[Collected data entries]

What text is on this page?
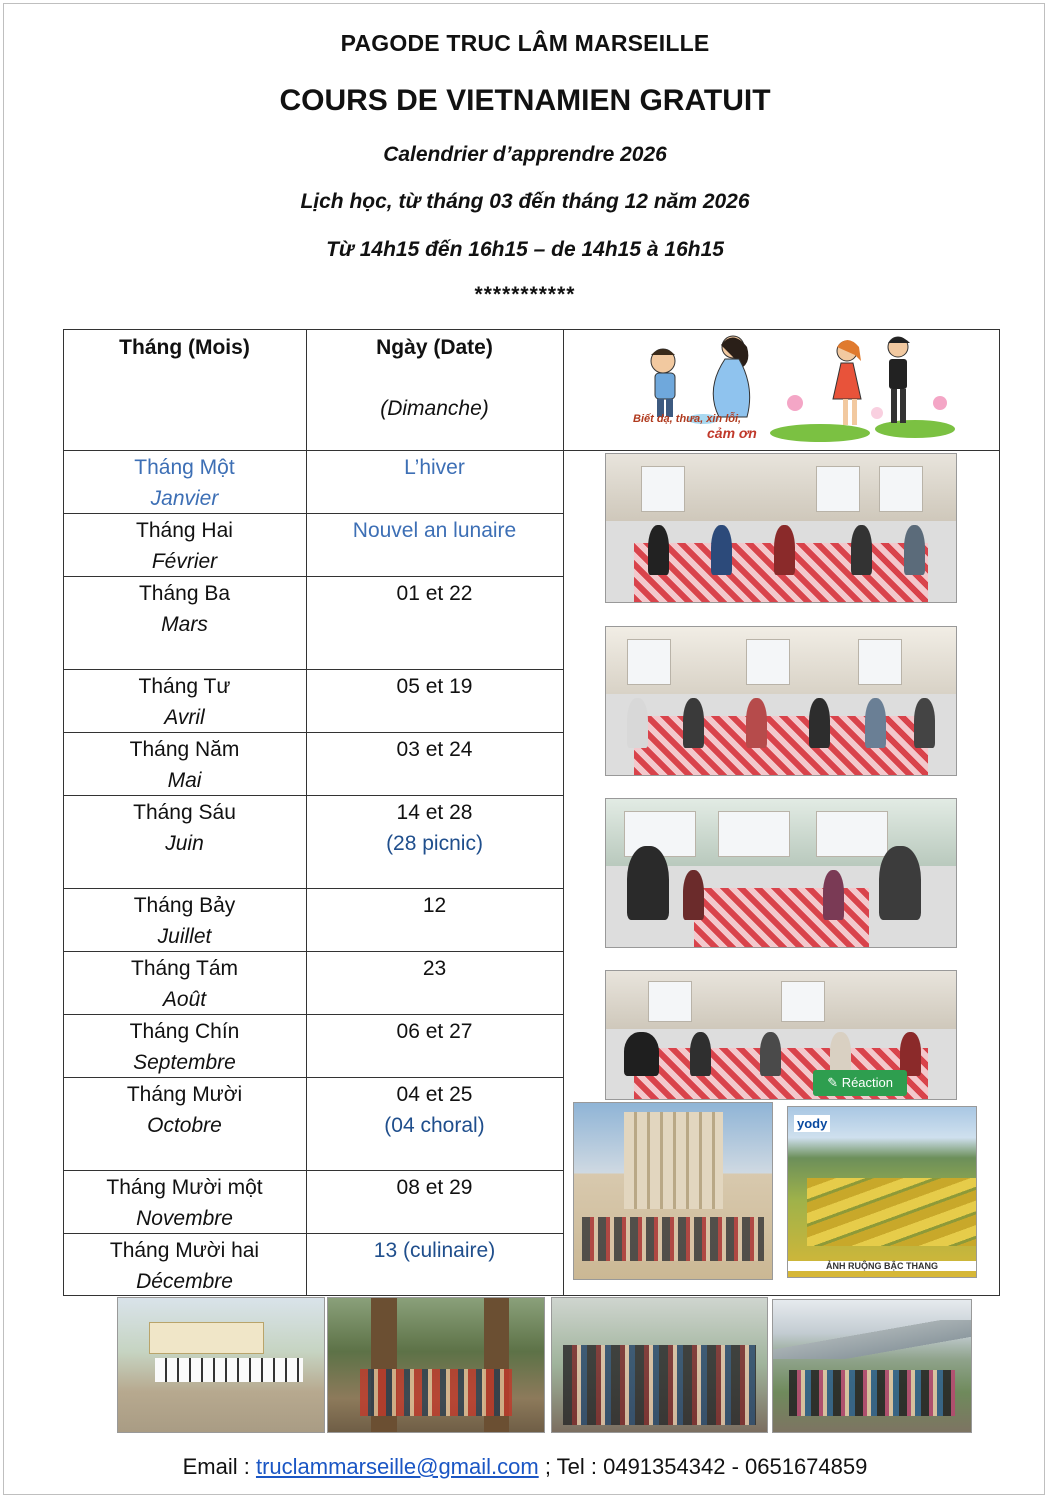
PAGODE TRUC LÂM MARSEILLE
COURS DE VIETNAMIEN GRATUIT
Calendrier d’apprendre 2026
Lịch học, từ tháng 03 đến tháng 12 năm 2026
Từ 14h15 đến 16h15 – de 14h15 à 16h15
***********
Tháng (Mois)	Ngày (Date)
(Dimanche)
Tháng Một
Janvier
L’hiver
Tháng Hai
Février
Nouvel an lunaire
Tháng Ba
Mars
01 et 22
Tháng Tư
Avril
05 et 19
Tháng Năm
Mai
03 et 24
Tháng Sáu
Juin
14 et 28
(28 picnic)
Tháng Bảy
Juillet
12
Tháng Tám
Août
23
Tháng Chín
Septembre
06 et 27
Tháng Mười
Octobre
04 et 25
(04 choral)
Tháng Mười một
Novembre
08 et 29
Tháng Mười hai
Décembre
13 (culinaire)
Biết dạ, thưa, xin lỗi,
cảm ơn
✎ Réaction
yody
ẢNH RUỘNG BẬC THANG
Email : truclammarseille@gmail.com ; Tel : 0491354342 - 0651674859
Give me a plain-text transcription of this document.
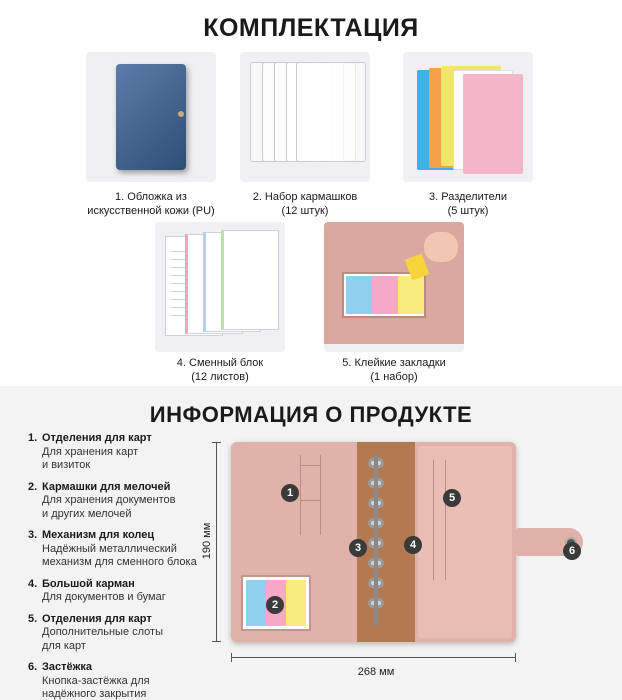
КОМПЛЕКТАЦИЯ
1. Обложка из
искусственной кожи (PU)
2. Набор кармашков
(12 штук)
3. Разделители
(5 штук)
4. Сменный блок
(12 листов)
5. Клейкие закладки
(1 набор)
ИНФОРМАЦИЯ О ПРОДУКТЕ
1. Отделения для карт
Для хранения карт
и визиток
2. Кармашки для мелочей
Для хранения документов
и других мелочей
3. Механизм для колец
Надёжный металлический
механизм для сменного блока
4. Большой карман
Для документов и бумаг
5. Отделения для карт
Дополнительные слоты
для карт
6. Застёжка
Кнопка-застёжка для
надёжного закрытия
1
2
3	4
5
6
190 мм
268 мм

Exercise objective
Go through the listing above and quote it exactly, apart from its images.

Task output
What text is on this page?
PAGODE TRUC LÂM MARSEILLE
COURS DE VIETNAMIEN GRATUIT
Calendrier d’apprendre 2026
Lịch học, từ tháng 03 đến tháng 12 năm 2026
Từ 14h15 đến 16h15 – de 14h15 à 16h15
***********
Tháng (Mois)	Ngày (Date)
(Dimanche)
Tháng Một
Janvier
L’hiver
Tháng Hai
Février
Nouvel an lunaire
Tháng Ba
Mars
01 et 22
Tháng Tư
Avril
05 et 19
Tháng Năm
Mai
03 et 24
Tháng Sáu
Juin
14 et 28
(28 picnic)
Tháng Bảy
Juillet
12
Tháng Tám
Août
23
Tháng Chín
Septembre
06 et 27
Tháng Mười
Octobre
04 et 25
(04 choral)
Tháng Mười một
Novembre
08 et 29
Tháng Mười hai
Décembre
13 (culinaire)
Biết dạ, thưa, xin lỗi,
cảm ơn
✎ Réaction
yody
ẢNH RUỘNG BẬC THANG
Email : truclammarseille@gmail.com ; Tel : 0491354342 - 0651674859
Give me a plain-text transcription of this document.
КОМПЛЕКТАЦИЯ
1. Обложка из
искусственной кожи (PU)
2. Набор кармашков
(12 штук)
3. Разделители
(5 штук)
4. Сменный блок
(12 листов)
5. Клейкие закладки
(1 набор)
ИНФОРМАЦИЯ О ПРОДУКТЕ
1. Отделения для карт
Для хранения карт
и визиток
2. Кармашки для мелочей
Для хранения документов
и других мелочей
3. Механизм для колец
Надёжный металлический
механизм для сменного блока
4. Большой карман
Для документов и бумаг
5. Отделения для карт
Дополнительные слоты
для карт
6. Застёжка
Кнопка-застёжка для
надёжного закрытия
1
2
3	4
5
6
190 мм
268 мм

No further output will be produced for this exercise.